**EXCERTO SELECIONADO**
----
«مَا تَرَكْتُ بَعْدِي فِتْنَةً أَضَرَّ عَلَى الرِّجَالِ مِنَ النِّسَاء»

domingo, maio 01, 2005

Zeus e os Átridas

"Cassandra -
[...]Mas não hei-de morrer sem ser vingada pelos deuses. Alguém virá, que punirá a minha morte, filho destinado a matar a mãe, vingador do pai. Exilado, errante, estrangeiro na sua terra, voltará para pôr a última pedra nas desgraças dos seus. Pois pelos deuses foi feito o grande juramento de que o corpo de seu pai, deitado de costas, o trará de volta.
Mas porque choro e me lamento assim? Depois de ver a cidade de Tróia ter a sorte que teve e aqueles que a tomaram acabarem assim por decisão dos deuses, irei... e suportarei a morte. A estes portões eu me dirijo como aos portões do Hades. E o meu único voto é receber um golpe bem dado, de modo a que eu possa fechar estes olhos sem convulsões, jorrando o sangue de uma doce morte.
Corifeu -
Ó mulher muito desgraçada e também muito sábia, fizeste um longo discurso. Mas, se é verdade que conheces a sorte que te espera, porque é que, como uma novilha conduzida por um deus, avanças assim corajosamente para o altar?
Cassandra -
Quando o tempo está maduro, não há modo de escapar, nenhum modo, estrangeiros!"
Ésquilo - Oresteia, Agamémnon, tradução de Manuel de Oliveira Pulquério
Este excerto, para além de condensar quase todas as facetas da visão universal grega, constitui também o ponto central de toda a tragédia que, vindo de antes, termina na trilogia da Oresteia.
----
**Listagens de itens de paginação delimitados por caixas**
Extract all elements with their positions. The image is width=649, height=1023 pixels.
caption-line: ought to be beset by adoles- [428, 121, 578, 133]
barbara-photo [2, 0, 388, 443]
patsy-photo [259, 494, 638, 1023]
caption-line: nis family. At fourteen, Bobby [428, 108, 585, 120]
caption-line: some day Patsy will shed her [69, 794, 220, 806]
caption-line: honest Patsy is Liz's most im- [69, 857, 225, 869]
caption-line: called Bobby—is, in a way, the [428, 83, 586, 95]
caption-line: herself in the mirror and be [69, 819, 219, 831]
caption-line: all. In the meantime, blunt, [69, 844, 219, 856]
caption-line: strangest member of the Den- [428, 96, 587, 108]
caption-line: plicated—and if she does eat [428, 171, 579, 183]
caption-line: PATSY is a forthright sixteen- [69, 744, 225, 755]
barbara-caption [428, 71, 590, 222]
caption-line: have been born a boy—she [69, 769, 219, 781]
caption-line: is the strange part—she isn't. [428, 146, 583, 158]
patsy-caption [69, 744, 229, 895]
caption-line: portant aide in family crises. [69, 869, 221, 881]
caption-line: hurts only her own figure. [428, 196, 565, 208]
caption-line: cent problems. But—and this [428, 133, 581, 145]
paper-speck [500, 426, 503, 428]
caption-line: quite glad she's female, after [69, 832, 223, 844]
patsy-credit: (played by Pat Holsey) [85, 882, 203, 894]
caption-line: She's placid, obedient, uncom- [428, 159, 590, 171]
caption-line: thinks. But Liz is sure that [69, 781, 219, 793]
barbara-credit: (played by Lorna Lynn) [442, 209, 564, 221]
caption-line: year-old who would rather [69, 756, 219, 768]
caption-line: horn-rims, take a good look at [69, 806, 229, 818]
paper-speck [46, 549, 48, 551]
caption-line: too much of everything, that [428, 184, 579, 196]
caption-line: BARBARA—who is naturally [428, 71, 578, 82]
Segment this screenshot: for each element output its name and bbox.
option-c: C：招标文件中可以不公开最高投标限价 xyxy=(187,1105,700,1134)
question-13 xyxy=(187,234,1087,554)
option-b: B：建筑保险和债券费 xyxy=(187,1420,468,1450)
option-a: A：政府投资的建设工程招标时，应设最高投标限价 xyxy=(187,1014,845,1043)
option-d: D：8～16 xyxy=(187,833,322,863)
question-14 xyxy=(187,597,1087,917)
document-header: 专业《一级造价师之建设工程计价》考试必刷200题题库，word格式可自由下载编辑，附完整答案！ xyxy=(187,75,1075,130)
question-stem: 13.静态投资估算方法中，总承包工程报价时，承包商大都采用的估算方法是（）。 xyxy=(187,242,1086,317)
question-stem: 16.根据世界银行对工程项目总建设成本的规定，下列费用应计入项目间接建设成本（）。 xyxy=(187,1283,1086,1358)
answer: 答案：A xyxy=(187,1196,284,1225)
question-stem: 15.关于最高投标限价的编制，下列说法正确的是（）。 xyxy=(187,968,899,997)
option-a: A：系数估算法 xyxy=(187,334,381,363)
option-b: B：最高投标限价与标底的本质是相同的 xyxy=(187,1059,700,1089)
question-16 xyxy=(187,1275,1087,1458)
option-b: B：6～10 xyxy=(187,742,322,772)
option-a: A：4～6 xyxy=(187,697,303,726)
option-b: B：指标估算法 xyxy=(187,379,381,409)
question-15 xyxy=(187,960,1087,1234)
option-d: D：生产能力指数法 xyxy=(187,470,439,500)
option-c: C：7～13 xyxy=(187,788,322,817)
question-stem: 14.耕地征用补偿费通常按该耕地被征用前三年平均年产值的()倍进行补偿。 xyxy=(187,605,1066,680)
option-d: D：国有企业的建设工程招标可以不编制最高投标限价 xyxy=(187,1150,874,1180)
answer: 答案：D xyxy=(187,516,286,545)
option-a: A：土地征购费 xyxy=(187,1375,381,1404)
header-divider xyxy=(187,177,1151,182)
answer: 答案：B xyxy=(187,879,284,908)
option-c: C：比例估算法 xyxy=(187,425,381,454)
----
**AS TAREFAS**
**a.** Transcreva fielmente o excerto selecionado, começando nas palavras que contêm "Mas porque choro" e parando depois de "para o altar?".
**b.** Dê continuidade ao texto sobre Zeus e os Átridas a partir do ponto em que ele termina.

**RESULTADOS ESPERADOS**
**a.**
Mas porque choro e me lamento assim? Depois de ver a cidade de Tróia ter a sorte que teve e aqueles que a tomaram acabarem assim por decisão dos deuses, irei... e suportarei a morte. A estes portões eu me dirijo como aos portões do Hades. E o meu único voto é receber um golpe bem dado, de modo a que eu possa fechar estes olhos sem convulsões, jorrando o sangue de uma doce morte.
Corifeu -
Ó mulher muito desgraçada e também muito sábia, fizeste um longo discurso. Mas, se é verdade que conheces a sorte que te espera, porque é que, como uma novilha conduzida por um deus, avanças assim corajosamente para o altar?

**b.**
Da primeira característica vê-se desde logo como Cassandra é profetisa, contactanto com Lóxias (um dos nomes de Febo Apolo). Perante as previsões de tragédia que ela lê no seu exercício profético, sente que nada pode fazer. A luta constante dos gregos contra um destino que, para eles, já está marcado e é completamente inevitável. É o paradoxo de todas as tragédias gregas: o tentar fugir a um destino que todos conhecem e todos sabem inevitável. Sabendo que nada depende deles e tudo das intrigas do olimpo, ainda assim os heróis fazem um esforço tremendo para modelar a sua vida e os seus sucessos.
Antes de Agamémnon ir para Tróia onde iria chefiar as tropas gregas recebeu um chocante notícia através de Ártemis: para a expedição à Ílion ser bem sucedida, Agamémnon, rei dos reis, terá de imolar a sua filha de 15 anos, Ifigénia, sacrificando-a pelo sucesso militar da operação. Nesta estranhíssima exigência reside uma dúvida insanável: Zeus quereria, de facto, que o pai sacrificasse a filha? Ou Zeus simplesmente queria que Agamémnon não fosse capaz de o fazer, tendo assim uma desculpa para dar a vitória aos Troianos da sagrada Ílion? Aliás, será que Zeus, ao desafiar Agamémnon a derramar sangue do seu sangue quis, com a recusa do chefe militar, suspender a guerra de Tróis e evitar que esta acontecesse?
A verdade é que Agaménon sacrifica a filha, vai para as margens do escamandro como Chefe dos chefes, é transformado em herói e volta como uma "homem acabado", segundo as palavras de Clitemnestra. A sua filha seria vingada pelo seu sangue, nas próprias mão de sua mulher.
No momento da Oresteia que reproduzo no ínicio deste texto Cassandra, "a que embaraça os homens", filha de Príamo e de Hécuba e prisioneira, escrava, despojo de guerra de Agamémnon, prevê, com os dons concedidos por Apolo, a vingança tardia de Orestes, filho de Agamémnon que nunca conheceu o pai e que foi colocado no exílio pela mãe quando aquele estava a pelejar na Ásia menor. Nas suas parcas palavras, em cerca de três linhas, Cassandra consegue expor toda a tragédia que trespassa a trilogia.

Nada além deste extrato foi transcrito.